_Selected excerpt_:
────────────────────────────────────────
Personal and Impersonal Bhakti


The following is an email correspondence from December 2018 between a Krishna devotee and an associate of the United Lodge of Theosophists.

Hare Krishna Devotee: I read just now about the Theosophical view of God. I find it peculiar that you do not accept a personal God; the Bhagavad Gita seems to promote the adoration or Bhakti of a personal God, Krishna, who for the Christians is the Christ. It’s difficult to not admit that this is true. Prabhupada, the guru of the Hare Krishna movement, made a big battle against the impersonal vision of God due to the fact that it results in atheism. What do you think about Prabhupada?

 

Student of Theosophy: If taken literally, the Bhagavad Gita does indeed seem to be referring to a personal God. But the Theosophical view is that no genuinely inspired scripture is intended to be taken on a plain literalistic material level of understanding. Theosophists view Krishna in the Bhagavad Gita as representing the Higher Self – the Atman – of everyone, and Arjuna as representing the reincarnating individual soul. Thus we are each both Arjuna and Krishna. And if the soul will heed the words and guidance and inspiration from the spirit, it will achieve the goal of Yoga.

For a Theosophist familiar with the facts and details about Prabhupada and the Hare Krishna movement it would be extremely difficult to have a positive view of them so it’s probably best we don’t go into that, as it seems we would only disagree.
────────────────────────────────────────
_Recorded information_:

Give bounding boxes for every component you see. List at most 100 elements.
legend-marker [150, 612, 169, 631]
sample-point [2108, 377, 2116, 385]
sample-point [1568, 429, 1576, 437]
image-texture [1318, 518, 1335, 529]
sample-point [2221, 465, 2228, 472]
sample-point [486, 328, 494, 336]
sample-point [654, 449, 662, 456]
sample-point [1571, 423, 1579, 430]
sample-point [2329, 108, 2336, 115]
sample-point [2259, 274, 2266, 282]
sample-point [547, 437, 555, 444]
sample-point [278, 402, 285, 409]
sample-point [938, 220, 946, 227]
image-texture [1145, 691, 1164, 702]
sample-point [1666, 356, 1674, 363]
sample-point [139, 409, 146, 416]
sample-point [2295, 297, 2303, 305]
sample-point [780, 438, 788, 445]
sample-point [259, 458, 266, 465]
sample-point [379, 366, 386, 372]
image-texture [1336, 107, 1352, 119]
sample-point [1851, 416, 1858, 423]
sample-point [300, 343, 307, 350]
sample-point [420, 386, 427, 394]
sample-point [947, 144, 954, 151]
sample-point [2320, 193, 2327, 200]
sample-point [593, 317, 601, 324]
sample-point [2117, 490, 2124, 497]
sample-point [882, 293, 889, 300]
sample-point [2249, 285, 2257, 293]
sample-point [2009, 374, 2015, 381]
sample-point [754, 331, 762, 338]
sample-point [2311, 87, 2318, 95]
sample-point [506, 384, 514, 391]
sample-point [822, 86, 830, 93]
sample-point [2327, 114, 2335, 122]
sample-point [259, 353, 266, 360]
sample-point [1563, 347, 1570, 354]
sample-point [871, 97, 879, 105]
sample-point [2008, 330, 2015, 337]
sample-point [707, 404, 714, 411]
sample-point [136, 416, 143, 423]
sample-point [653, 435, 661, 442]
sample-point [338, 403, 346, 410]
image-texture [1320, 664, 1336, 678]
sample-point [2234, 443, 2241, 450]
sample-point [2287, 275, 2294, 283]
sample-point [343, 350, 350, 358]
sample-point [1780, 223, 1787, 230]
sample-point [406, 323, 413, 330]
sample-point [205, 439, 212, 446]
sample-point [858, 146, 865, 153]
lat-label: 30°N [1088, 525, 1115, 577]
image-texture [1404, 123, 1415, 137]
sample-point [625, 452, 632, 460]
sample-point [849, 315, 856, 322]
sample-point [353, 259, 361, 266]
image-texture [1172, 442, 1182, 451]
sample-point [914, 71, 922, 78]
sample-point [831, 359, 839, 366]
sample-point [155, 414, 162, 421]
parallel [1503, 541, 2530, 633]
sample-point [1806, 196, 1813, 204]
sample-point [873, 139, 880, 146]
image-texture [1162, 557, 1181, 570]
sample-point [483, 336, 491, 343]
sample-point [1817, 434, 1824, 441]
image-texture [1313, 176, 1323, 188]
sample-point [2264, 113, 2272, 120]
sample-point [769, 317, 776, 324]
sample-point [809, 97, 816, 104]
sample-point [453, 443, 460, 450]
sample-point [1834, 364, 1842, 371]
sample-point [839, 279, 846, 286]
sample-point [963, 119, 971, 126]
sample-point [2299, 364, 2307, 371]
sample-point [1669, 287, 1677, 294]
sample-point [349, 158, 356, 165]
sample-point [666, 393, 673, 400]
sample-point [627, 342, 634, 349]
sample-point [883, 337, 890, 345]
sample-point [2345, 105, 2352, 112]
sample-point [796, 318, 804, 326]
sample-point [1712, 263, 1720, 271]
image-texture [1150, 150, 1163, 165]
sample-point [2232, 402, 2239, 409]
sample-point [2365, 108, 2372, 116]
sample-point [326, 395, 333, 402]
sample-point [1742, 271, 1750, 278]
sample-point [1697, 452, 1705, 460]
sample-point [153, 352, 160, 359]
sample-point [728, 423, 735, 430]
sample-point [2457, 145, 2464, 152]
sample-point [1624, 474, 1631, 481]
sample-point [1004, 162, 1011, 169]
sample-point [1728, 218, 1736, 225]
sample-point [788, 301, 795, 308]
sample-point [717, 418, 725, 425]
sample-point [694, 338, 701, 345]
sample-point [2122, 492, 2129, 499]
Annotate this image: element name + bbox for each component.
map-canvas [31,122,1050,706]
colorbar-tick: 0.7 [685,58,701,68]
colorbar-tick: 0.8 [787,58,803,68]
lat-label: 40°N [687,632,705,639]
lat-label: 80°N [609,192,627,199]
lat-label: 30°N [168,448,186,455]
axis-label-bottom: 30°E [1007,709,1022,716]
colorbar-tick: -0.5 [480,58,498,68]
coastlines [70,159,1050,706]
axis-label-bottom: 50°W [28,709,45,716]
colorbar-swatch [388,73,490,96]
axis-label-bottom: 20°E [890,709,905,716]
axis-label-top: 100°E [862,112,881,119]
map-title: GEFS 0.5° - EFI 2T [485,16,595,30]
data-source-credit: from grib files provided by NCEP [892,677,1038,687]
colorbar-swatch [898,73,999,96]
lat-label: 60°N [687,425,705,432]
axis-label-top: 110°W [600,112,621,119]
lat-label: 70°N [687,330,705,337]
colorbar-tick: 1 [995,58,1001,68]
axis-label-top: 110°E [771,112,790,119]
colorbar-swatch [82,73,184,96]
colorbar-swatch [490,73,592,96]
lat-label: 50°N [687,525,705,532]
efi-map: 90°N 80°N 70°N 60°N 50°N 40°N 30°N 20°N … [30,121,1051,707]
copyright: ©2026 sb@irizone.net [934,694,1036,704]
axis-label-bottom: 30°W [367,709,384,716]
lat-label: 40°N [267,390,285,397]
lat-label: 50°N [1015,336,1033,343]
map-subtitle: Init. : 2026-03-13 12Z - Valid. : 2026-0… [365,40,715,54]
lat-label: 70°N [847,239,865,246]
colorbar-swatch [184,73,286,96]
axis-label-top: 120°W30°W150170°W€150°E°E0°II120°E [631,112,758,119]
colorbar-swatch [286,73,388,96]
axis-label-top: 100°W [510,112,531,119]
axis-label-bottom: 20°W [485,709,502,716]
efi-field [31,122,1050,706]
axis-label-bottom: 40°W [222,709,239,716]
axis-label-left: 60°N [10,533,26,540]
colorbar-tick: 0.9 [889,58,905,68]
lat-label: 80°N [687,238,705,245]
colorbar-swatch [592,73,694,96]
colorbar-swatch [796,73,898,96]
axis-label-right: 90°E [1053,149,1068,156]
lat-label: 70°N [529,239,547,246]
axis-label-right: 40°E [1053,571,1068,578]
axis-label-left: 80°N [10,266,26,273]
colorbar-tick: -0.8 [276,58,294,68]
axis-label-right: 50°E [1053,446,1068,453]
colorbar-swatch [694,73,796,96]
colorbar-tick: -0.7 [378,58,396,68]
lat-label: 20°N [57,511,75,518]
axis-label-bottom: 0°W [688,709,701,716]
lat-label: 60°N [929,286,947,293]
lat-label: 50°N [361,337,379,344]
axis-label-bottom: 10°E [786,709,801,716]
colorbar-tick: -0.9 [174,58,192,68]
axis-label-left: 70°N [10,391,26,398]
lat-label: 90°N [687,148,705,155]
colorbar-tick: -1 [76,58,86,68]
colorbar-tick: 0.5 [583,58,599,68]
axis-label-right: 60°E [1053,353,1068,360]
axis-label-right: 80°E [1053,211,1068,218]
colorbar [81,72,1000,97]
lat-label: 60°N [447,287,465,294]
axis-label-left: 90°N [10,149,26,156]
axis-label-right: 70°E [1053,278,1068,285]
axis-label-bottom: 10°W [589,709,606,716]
────────────────────────────────────────
_Aim_: In the email exchange about personal and impersonal bhakti, what do Theosophists take Arjuna in the Bhagavad Gita to represent?

_Written response_: The reincarnating individual soul.